- **Extracted text**:
Reviewed-by: Philippe Mathieu-Daudé <[email protected]>

2022-04-29 14:42:48

by Maciej W. Rozycki

[permalink] [raw]
Subject: Re: [PATCH] MIPS: Fix CP0 counter erratum detection for R4k CPUs

On Fri, 29 Apr 2022, Thomas Bogendoerfer wrote:

> > Fix the discrepancy between the two places we check for the CP0 counter
> > erratum in along with the incorrect comparison of the R4400 revision
> > number against 0x30 which matches none and consistently consider all
> > R4000 and R4400 processors affected, as documented in processor errata
> > publications[1][2][3], following the mapping between CP0 PRId register
> > values and processor models:
> >
> > PRId | Processor Model
> > ---------+--------------------
> > 00000422 | R4000 Revision 2.2
> > 00000430 | R4000 Revision 3.0
> > 00000440 | R4400 Revision 1.0
> > 00000450 | R4400 Revision 2.0
> > 00000460 | R4400 Revision 3.0
>
> interesting, where is this documented ? And it's quite funny that so far
> everybody messed up revision printing for R4400 CPUs.

That's just observation combined with past discussions with Ralf.

Basically the PRId implementation number is 0x04 for both the R4000 and
the R4400 (the only difference between the two CPUs is the addition of the
write-back buffer in the latter one, making it weakly ordered). And then
the PRId revision number matches exactly the documented CPU revision for
the R4000, while for the R4400 you need to subtract 3 from the PRId
revision number to get the documented CPU revision (i.e. what would be
R4000 Revision 4.0 actually became R4400 Revision 1.0).

- **Listed entries**:

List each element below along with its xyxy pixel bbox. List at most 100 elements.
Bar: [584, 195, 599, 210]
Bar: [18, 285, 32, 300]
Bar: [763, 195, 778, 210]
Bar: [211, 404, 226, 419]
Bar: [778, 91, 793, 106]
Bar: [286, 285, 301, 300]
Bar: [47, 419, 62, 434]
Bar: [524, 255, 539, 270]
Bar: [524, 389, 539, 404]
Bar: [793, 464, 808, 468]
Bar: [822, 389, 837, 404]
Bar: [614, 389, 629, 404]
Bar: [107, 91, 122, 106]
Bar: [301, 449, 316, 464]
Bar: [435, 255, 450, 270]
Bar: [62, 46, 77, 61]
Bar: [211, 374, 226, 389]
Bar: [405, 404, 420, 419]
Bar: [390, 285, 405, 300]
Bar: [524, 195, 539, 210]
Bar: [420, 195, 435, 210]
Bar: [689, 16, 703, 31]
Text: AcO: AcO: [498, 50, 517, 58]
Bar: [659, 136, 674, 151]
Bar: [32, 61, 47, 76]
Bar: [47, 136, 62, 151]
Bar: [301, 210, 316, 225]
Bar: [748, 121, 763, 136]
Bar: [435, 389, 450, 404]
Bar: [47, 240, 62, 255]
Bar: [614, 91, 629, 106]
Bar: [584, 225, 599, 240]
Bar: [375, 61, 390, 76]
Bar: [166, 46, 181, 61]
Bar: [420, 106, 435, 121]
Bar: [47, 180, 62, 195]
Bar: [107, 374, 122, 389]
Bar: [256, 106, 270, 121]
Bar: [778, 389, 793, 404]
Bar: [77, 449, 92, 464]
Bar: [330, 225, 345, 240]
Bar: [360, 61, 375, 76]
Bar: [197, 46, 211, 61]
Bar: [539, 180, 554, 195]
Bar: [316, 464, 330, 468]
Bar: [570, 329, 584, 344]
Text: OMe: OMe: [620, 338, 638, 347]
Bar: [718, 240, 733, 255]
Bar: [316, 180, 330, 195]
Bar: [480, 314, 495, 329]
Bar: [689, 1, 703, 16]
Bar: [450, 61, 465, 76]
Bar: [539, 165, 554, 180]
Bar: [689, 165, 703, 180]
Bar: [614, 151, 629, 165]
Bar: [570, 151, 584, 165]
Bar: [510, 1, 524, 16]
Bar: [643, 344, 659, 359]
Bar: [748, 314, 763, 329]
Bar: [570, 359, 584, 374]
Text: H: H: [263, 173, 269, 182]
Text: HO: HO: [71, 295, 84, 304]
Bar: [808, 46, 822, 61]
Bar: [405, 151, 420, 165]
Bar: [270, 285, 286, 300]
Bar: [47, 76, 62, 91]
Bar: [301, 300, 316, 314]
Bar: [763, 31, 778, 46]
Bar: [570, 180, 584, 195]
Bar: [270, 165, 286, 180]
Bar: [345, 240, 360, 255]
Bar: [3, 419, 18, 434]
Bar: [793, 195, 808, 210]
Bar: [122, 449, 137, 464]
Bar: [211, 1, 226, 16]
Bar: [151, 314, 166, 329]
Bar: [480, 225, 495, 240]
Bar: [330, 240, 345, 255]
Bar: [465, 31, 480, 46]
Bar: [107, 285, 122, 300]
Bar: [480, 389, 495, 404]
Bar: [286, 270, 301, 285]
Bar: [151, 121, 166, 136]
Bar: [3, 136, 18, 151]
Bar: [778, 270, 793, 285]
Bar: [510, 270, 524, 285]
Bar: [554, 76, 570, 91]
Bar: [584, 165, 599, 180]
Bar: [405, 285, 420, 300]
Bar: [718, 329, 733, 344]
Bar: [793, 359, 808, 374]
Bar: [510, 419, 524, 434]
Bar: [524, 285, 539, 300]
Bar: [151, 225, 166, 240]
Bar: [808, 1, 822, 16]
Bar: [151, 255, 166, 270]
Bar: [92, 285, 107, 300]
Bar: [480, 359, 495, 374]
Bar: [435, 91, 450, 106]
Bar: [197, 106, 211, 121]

- **Set tasks**:
**A.** Answer these from the thread on the MIPS CP0 counter erratum:
(i) Which PRId value maps to R4400 Revision 2.0?
(ii) What PRId implementation number do the R4000 and the R4400 share?
(iii) What number must be subtracted from the R4400 PRId revision number to get its documented CPU revision?
**B.** In the thread on the MIPS CP0 counter erratum, change "write-back buffer" to "write buffer" and write out the passage starting with "That's just observation" and going on through "R4400 Revision 1.0).".

- **Responses to the exercise**:
**A.**
(i) 00000450
(ii) 0x04
(iii) 3

**B.**
That's just observation combined with past discussions with Ralf.

Basically the PRId implementation number is 0x04 for both the R4000 and
the R4400 (the only difference between the two CPUs is the addition of the
write buffer in the latter one, making it weakly ordered). And then
the PRId revision number matches exactly the documented CPU revision for
the R4000, while for the R4400 you need to subtract 3 from the PRId
revision number to get the documented CPU revision (i.e. what would be
R4000 Revision 4.0 actually became R4400 Revision 1.0).